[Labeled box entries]
--- --- ---
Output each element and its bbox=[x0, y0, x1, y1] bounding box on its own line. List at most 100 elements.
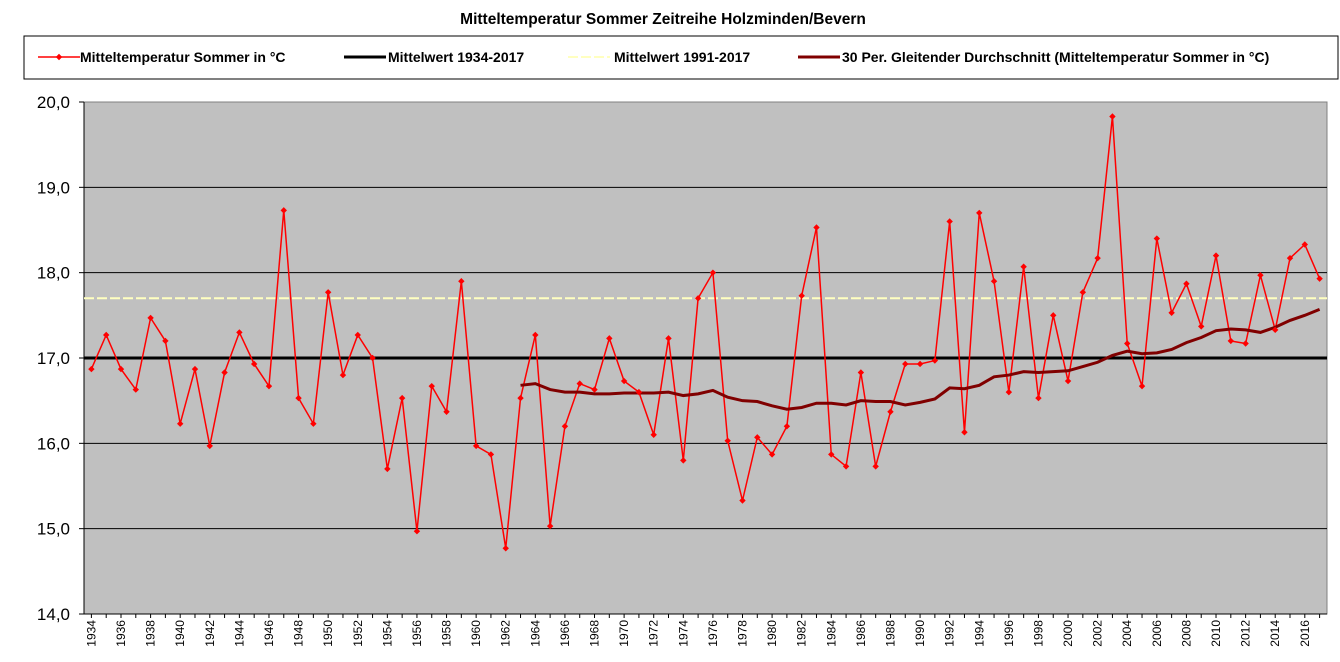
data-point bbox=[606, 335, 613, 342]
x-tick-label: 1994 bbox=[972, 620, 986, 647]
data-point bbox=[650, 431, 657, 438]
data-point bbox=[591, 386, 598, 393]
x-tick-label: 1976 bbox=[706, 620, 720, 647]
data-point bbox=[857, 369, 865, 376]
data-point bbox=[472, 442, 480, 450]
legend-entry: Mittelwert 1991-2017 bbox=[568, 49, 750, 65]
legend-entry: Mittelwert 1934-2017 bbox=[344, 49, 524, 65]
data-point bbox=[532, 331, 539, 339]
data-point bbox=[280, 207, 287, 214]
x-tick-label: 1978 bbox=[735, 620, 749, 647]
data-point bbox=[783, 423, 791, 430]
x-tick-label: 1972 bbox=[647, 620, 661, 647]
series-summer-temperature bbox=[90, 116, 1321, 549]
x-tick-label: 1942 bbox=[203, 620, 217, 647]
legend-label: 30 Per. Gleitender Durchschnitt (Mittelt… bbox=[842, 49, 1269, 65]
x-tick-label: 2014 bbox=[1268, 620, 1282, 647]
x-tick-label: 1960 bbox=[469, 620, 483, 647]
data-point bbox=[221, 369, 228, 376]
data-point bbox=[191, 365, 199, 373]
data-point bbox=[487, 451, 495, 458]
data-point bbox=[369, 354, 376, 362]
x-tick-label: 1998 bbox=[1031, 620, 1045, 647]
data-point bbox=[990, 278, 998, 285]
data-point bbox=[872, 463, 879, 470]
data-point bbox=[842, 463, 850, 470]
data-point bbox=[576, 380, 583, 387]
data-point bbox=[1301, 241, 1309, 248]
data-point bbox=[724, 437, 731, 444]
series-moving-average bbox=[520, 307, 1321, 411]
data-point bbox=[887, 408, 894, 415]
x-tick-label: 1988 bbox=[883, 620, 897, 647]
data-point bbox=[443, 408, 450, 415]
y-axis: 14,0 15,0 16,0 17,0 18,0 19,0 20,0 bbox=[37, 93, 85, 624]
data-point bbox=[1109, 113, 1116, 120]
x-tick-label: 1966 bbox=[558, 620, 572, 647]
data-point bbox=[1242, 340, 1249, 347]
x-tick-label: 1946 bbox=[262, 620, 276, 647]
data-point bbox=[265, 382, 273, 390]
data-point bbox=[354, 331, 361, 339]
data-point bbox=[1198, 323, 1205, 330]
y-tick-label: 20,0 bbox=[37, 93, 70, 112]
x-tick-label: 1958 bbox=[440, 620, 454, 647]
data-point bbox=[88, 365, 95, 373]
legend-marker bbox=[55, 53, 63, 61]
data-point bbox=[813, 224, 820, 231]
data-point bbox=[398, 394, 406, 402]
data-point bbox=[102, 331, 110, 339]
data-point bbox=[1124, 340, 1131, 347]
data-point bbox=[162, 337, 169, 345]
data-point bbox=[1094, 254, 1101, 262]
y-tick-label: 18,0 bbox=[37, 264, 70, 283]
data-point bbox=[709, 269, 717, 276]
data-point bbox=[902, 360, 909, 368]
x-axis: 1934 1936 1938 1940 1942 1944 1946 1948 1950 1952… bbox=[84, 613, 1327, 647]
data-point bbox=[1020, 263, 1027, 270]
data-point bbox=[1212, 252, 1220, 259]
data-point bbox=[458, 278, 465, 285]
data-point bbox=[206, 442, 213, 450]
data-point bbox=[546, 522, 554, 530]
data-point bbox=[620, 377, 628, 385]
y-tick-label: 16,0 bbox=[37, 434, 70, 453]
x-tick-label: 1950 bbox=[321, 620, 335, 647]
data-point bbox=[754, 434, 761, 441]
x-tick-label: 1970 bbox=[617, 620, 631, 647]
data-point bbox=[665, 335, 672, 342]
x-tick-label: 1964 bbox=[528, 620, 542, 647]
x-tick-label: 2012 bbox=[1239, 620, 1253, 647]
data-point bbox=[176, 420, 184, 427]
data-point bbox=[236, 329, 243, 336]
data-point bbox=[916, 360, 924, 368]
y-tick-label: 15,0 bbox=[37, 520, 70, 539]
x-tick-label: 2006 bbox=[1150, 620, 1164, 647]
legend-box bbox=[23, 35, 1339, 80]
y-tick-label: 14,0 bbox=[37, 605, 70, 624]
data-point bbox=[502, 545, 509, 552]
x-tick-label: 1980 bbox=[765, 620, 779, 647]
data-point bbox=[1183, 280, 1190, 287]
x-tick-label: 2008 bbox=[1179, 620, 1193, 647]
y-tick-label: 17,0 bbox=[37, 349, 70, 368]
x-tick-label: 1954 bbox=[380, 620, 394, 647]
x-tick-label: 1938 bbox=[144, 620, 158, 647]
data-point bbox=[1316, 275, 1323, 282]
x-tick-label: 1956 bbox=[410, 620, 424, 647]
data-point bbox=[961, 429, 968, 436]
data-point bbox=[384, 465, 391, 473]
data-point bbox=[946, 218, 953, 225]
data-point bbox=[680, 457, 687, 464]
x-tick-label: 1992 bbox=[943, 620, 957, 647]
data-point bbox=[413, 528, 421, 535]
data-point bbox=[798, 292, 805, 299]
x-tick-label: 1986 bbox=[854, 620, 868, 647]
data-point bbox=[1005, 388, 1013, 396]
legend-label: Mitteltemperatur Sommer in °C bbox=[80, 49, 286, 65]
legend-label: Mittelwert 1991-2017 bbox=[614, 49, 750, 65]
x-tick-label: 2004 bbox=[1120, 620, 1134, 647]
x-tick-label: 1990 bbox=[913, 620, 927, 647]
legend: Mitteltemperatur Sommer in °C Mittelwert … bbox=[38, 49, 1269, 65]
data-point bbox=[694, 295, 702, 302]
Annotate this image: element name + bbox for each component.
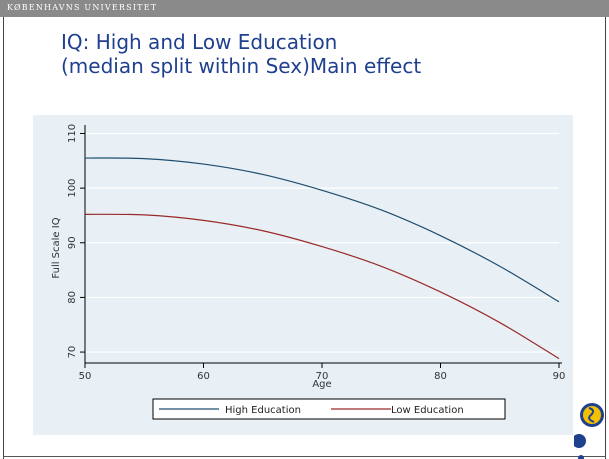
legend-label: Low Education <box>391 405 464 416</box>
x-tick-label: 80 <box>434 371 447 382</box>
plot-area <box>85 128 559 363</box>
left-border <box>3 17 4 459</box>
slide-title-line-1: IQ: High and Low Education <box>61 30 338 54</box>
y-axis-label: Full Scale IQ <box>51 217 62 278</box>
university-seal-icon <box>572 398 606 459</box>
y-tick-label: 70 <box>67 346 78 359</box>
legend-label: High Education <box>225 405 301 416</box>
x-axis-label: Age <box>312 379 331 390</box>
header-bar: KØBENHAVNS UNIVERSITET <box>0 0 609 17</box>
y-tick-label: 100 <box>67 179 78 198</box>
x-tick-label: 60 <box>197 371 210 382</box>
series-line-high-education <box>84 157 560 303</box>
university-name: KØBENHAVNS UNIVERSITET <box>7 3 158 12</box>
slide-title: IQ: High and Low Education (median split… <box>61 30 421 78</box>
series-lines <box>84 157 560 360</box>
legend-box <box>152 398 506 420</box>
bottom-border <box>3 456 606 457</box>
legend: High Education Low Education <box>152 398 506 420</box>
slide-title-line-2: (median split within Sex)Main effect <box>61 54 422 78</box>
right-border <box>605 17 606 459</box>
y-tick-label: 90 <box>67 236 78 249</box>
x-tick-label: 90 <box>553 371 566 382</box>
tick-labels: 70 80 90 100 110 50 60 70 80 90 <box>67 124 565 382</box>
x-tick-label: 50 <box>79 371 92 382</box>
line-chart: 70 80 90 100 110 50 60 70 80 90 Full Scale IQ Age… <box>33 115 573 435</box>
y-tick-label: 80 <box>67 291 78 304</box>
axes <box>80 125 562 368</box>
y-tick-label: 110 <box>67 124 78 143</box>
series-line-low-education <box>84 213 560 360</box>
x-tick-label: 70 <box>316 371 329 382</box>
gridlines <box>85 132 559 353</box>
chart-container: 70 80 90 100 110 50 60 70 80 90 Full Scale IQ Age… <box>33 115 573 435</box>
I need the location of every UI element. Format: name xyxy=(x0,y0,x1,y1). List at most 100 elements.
--- --- ---
AIM:
Rewrite the lines of every entry above as a single numbered list, omitting blank lines and leaving out the pictures.

OUTPUT:
1. Output each element and its bbox=[x0, y0, x1, y1] bounding box on its own line. List at most 100 elements.
2. data-point bbox=[606, 335, 613, 342]
3. x-tick-label: 1994 bbox=[972, 620, 986, 647]
4. data-point bbox=[650, 431, 657, 438]
5. data-point bbox=[591, 386, 598, 393]
6. x-tick-label: 1976 bbox=[706, 620, 720, 647]
7. data-point bbox=[857, 369, 865, 376]
8. data-point bbox=[472, 442, 480, 450]
9. legend-entry: Mittelwert 1991-2017 bbox=[568, 49, 750, 65]
10. legend-entry: Mittelwert 1934-2017 bbox=[344, 49, 524, 65]
11. data-point bbox=[532, 331, 539, 339]
12. data-point bbox=[280, 207, 287, 214]
13. x-tick-label: 1978 bbox=[735, 620, 749, 647]
14. data-point bbox=[783, 423, 791, 430]
15. x-tick-label: 1972 bbox=[647, 620, 661, 647]
16. series-summer-temperature bbox=[90, 116, 1321, 549]
17. x-tick-label: 1942 bbox=[203, 620, 217, 647]
18. legend-label: 30 Per. Gleitender Durchschnitt (Mittelt… bbox=[842, 49, 1269, 65]
19. x-tick-label: 2014 bbox=[1268, 620, 1282, 647]
20. x-tick-label: 1960 bbox=[469, 620, 483, 647]
21. data-point bbox=[221, 369, 228, 376]
22. data-point bbox=[191, 365, 199, 373]
23. data-point bbox=[487, 451, 495, 458]
24. data-point bbox=[369, 354, 376, 362]
25. x-tick-label: 1998 bbox=[1031, 620, 1045, 647]
26. data-point bbox=[990, 278, 998, 285]
27. data-point bbox=[872, 463, 879, 470]
28. data-point bbox=[842, 463, 850, 470]
29. data-point bbox=[576, 380, 583, 387]
30. data-point bbox=[1301, 241, 1309, 248]
31. data-point bbox=[724, 437, 731, 444]
32. series-moving-average bbox=[520, 307, 1321, 411]
33. data-point bbox=[887, 408, 894, 415]
34. x-tick-label: 1988 bbox=[883, 620, 897, 647]
35. data-point bbox=[443, 408, 450, 415]
36. y-axis: 14,0 15,0 16,0 17,0 18,0 19,0 20,0 bbox=[37, 93, 85, 624]
37. data-point bbox=[1109, 113, 1116, 120]
38. x-tick-label: 1966 bbox=[558, 620, 572, 647]
39. data-point bbox=[1242, 340, 1249, 347]
40. x-tick-label: 1946 bbox=[262, 620, 276, 647]
41. data-point bbox=[265, 382, 273, 390]
42. data-point bbox=[354, 331, 361, 339]
43. data-point bbox=[1198, 323, 1205, 330]
44. y-tick-label: 20,0 bbox=[37, 93, 70, 112]
45. x-tick-label: 1958 bbox=[440, 620, 454, 647]
46. data-point bbox=[88, 365, 95, 373]
47. legend-marker bbox=[55, 53, 63, 61]
48. data-point bbox=[813, 224, 820, 231]
49. data-point bbox=[398, 394, 406, 402]
50. data-point bbox=[102, 331, 110, 339]
51. data-point bbox=[1124, 340, 1131, 347]
52. data-point bbox=[162, 337, 169, 345]
53. data-point bbox=[1094, 254, 1101, 262]
54. y-tick-label: 18,0 bbox=[37, 264, 70, 283]
55. data-point bbox=[709, 269, 717, 276]
56. data-point bbox=[902, 360, 909, 368]
57. x-axis: 1934 1936 1938 1940 1942 1944 1946 1948 1950 1952… bbox=[84, 613, 1327, 647]
58. data-point bbox=[1020, 263, 1027, 270]
59. data-point bbox=[1212, 252, 1220, 259]
60. data-point bbox=[458, 278, 465, 285]
61. data-point bbox=[206, 442, 213, 450]
62. data-point bbox=[546, 522, 554, 530]
63. data-point bbox=[620, 377, 628, 385]
64. y-tick-label: 16,0 bbox=[37, 434, 70, 453]
65. x-tick-label: 1950 bbox=[321, 620, 335, 647]
66. data-point bbox=[754, 434, 761, 441]
67. x-tick-label: 1970 bbox=[617, 620, 631, 647]
68. data-point bbox=[665, 335, 672, 342]
69. x-tick-label: 1964 bbox=[528, 620, 542, 647]
70. x-tick-label: 2012 bbox=[1239, 620, 1253, 647]
71. data-point bbox=[176, 420, 184, 427]
72. data-point bbox=[236, 329, 243, 336]
73. data-point bbox=[916, 360, 924, 368]
74. y-tick-label: 15,0 bbox=[37, 520, 70, 539]
75. x-tick-label: 2006 bbox=[1150, 620, 1164, 647]
76. legend-box bbox=[23, 35, 1339, 80]
77. y-tick-label: 14,0 bbox=[37, 605, 70, 624]
78. data-point bbox=[502, 545, 509, 552]
79. x-tick-label: 1980 bbox=[765, 620, 779, 647]
80. data-point bbox=[1183, 280, 1190, 287]
81. x-tick-label: 2008 bbox=[1179, 620, 1193, 647]
82. y-tick-label: 17,0 bbox=[37, 349, 70, 368]
83. x-tick-label: 1954 bbox=[380, 620, 394, 647]
84. x-tick-label: 1938 bbox=[144, 620, 158, 647]
85. data-point bbox=[1316, 275, 1323, 282]
86. x-tick-label: 1956 bbox=[410, 620, 424, 647]
87. data-point bbox=[961, 429, 968, 436]
88. data-point bbox=[384, 465, 391, 473]
89. data-point bbox=[946, 218, 953, 225]
90. data-point bbox=[680, 457, 687, 464]
91. x-tick-label: 1992 bbox=[943, 620, 957, 647]
92. data-point bbox=[413, 528, 421, 535]
93. data-point bbox=[798, 292, 805, 299]
94. x-tick-label: 1986 bbox=[854, 620, 868, 647]
95. data-point bbox=[1005, 388, 1013, 396]
96. legend-label: Mitteltemperatur Sommer in °C bbox=[80, 49, 286, 65]
97. legend-label: Mittelwert 1991-2017 bbox=[614, 49, 750, 65]
98. x-tick-label: 2004 bbox=[1120, 620, 1134, 647]
99. x-tick-label: 1990 bbox=[913, 620, 927, 647]
100. legend: Mitteltemperatur Sommer in °C Mittelwert … bbox=[38, 49, 1269, 65]
101. data-point bbox=[694, 295, 702, 302]
102. Annotate this image: element name + bbox for each component.
103. legend-label: Low Education <box>391 405 464 416</box>
104. x-tick-label: 80 <box>434 371 447 382</box>
105. plot-area <box>85 128 559 363</box>
106. left-border <box>3 17 4 459</box>
107. slide-title-line-1: IQ: High and Low Education <box>61 30 338 54</box>
108. y-axis-label: Full Scale IQ <box>51 217 62 278</box>
109. university-seal-icon <box>572 398 606 459</box>
110. y-tick-label: 70 <box>67 346 78 359</box>
111. legend-label: High Education <box>225 405 301 416</box>
112. x-axis-label: Age <box>312 379 331 390</box>
113. header-bar: KØBENHAVNS UNIVERSITET <box>0 0 609 17</box>
114. y-tick-label: 100 <box>67 179 78 198</box>
115. x-tick-label: 60 <box>197 371 210 382</box>
116. series-line-high-education <box>84 157 560 303</box>
117. university-name: KØBENHAVNS UNIVERSITET <box>7 3 158 12</box>
118. slide-title: IQ: High and Low Education (median split… <box>61 30 421 78</box>
119. series-lines <box>84 157 560 360</box>
120. legend-box <box>152 398 506 420</box>
121. bottom-border <box>3 456 606 457</box>
122. legend: High Education Low Education <box>152 398 506 420</box>
123. slide-title-line-2: (median split within Sex)Main effect <box>61 54 422 78</box>
124. right-border <box>605 17 606 459</box>
125. y-tick-label: 90 <box>67 236 78 249</box>
126. x-tick-label: 90 <box>553 371 566 382</box>
127. tick-labels: 70 80 90 100 110 50 60 70 80 90 <box>67 124 565 382</box>
128. x-tick-label: 50 <box>79 371 92 382</box>
129. line-chart: 70 80 90 100 110 50 60 70 80 90 Full Scale IQ Age… <box>33 115 573 435</box>
130. y-tick-label: 80 <box>67 291 78 304</box>
131. axes <box>80 125 562 368</box>
132. y-tick-label: 110 <box>67 124 78 143</box>
133. series-line-low-education <box>84 213 560 360</box>
134. x-tick-label: 70 <box>316 371 329 382</box>
135. gridlines <box>85 132 559 353</box>
136. chart-container: 70 80 90 100 110 50 60 70 80 90 Full Scale IQ Age… <box>33 115 573 435</box>
137. I need the location of every UI element. Format: name xyxy=(x0,y0,x1,y1). List at most 100 elements.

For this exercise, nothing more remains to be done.